(WORK TO COMPLETE): Go through the records and copy each line where the word "针对训练" occurs.

begin ITEMS

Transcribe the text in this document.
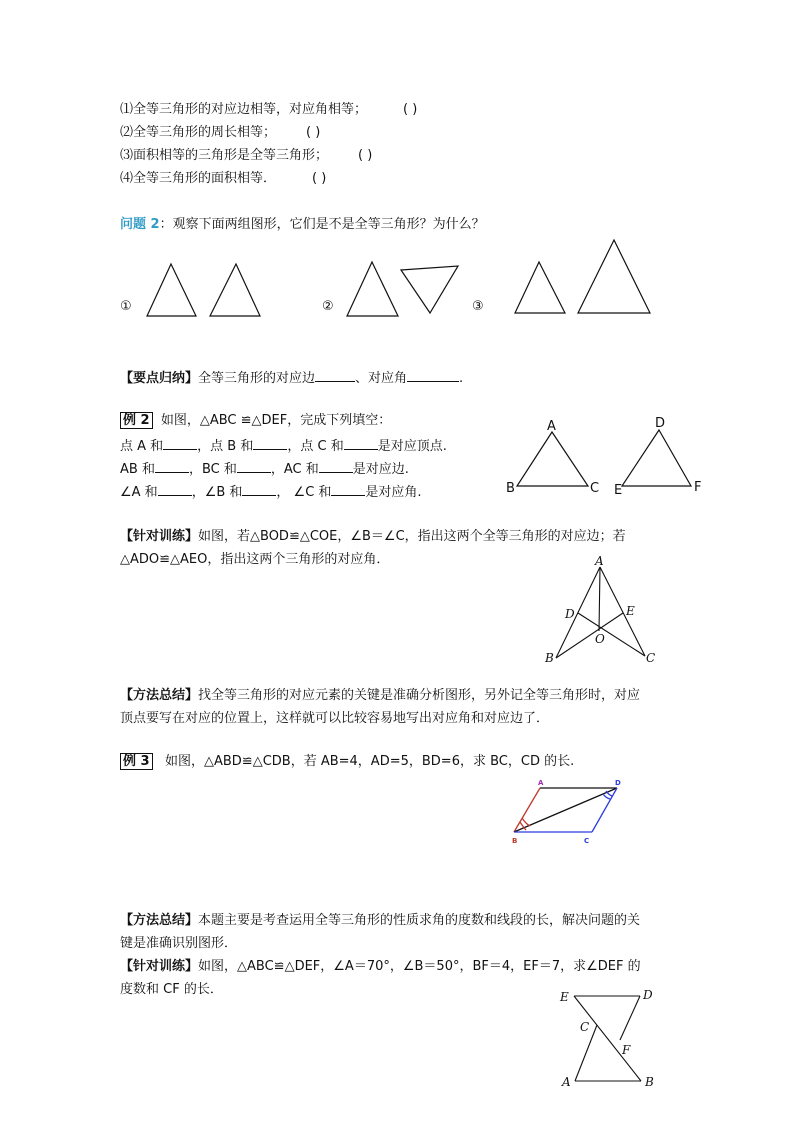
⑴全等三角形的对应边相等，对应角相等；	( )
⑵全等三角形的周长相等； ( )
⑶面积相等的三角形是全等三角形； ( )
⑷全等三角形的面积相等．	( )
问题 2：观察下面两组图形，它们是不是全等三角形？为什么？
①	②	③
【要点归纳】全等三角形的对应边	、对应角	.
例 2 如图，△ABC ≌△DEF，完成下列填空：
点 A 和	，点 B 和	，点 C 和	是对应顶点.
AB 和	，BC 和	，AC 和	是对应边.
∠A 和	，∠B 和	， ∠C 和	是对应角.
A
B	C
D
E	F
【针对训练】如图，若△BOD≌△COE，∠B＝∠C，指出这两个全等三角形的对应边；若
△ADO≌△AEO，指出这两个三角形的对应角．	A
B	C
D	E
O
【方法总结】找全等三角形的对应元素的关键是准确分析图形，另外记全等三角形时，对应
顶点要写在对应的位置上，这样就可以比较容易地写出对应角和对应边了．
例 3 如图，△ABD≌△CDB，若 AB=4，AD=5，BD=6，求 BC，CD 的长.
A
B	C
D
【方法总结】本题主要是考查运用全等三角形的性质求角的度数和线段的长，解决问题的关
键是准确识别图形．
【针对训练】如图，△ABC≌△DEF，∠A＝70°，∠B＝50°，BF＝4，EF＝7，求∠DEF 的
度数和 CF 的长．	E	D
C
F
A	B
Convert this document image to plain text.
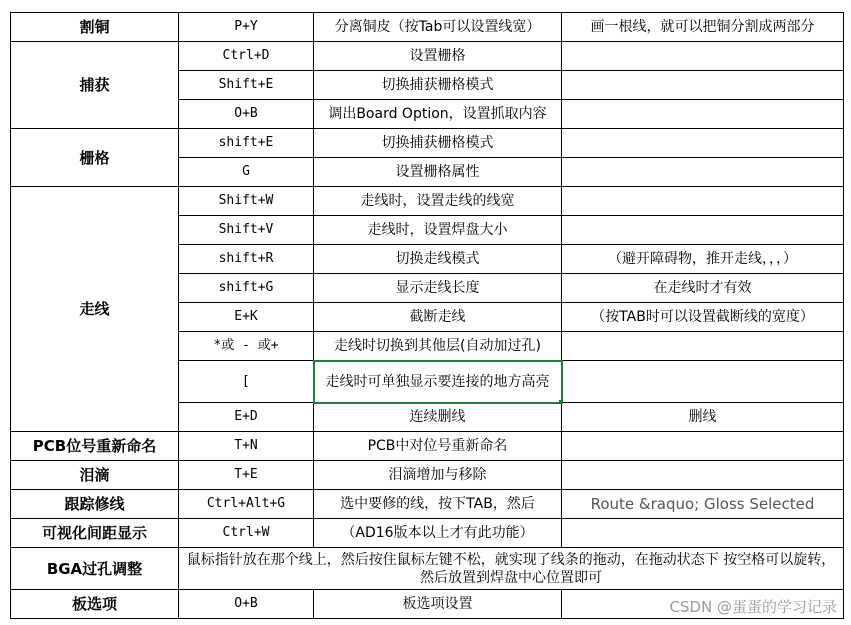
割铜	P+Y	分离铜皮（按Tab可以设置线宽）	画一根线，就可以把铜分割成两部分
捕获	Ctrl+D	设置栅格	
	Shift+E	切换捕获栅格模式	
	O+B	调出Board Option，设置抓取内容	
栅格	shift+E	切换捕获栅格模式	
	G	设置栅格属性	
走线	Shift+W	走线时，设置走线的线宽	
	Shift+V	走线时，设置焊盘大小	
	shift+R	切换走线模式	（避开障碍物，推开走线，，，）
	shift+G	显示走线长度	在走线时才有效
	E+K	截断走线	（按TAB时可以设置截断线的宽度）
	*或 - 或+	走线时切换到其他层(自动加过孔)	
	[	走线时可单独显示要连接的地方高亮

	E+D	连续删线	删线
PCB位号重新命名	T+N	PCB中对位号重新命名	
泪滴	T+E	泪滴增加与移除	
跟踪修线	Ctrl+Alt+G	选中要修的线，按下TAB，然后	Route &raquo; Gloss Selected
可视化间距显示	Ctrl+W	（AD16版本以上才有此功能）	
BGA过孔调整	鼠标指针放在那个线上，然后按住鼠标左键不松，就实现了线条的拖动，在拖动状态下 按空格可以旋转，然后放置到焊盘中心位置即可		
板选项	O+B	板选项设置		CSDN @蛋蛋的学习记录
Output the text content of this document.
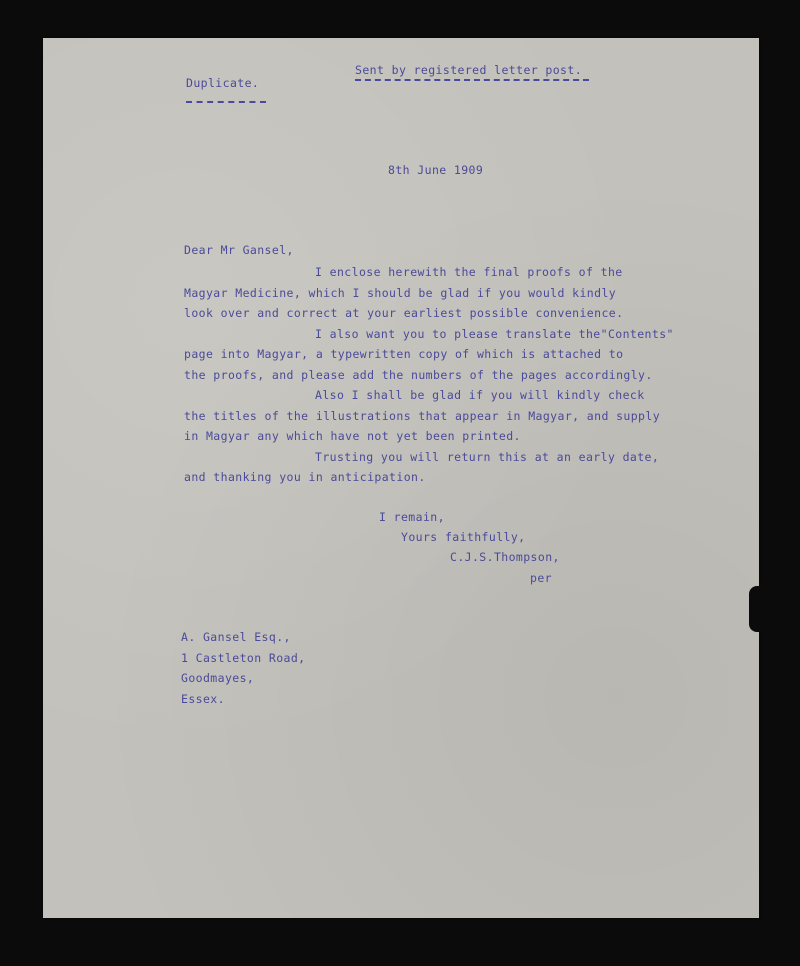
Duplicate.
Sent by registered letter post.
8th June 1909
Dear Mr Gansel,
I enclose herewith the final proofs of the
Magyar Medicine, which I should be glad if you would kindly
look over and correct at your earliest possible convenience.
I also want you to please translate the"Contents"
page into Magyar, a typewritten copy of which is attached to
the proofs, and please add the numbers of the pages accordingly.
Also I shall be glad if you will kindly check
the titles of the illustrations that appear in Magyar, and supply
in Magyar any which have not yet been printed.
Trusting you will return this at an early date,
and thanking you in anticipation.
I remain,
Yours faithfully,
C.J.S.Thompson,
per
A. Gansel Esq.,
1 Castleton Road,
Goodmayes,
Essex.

end ITEMS

(FULL SOLUTION):
【针对训练】如图，若△BOD≌△COE，∠B＝∠C，指出这两个全等三角形的对应边；若
【针对训练】如图，△ABC≌△DEF，∠A＝70°，∠B＝50°，BF＝4，EF＝7，求∠DEF 的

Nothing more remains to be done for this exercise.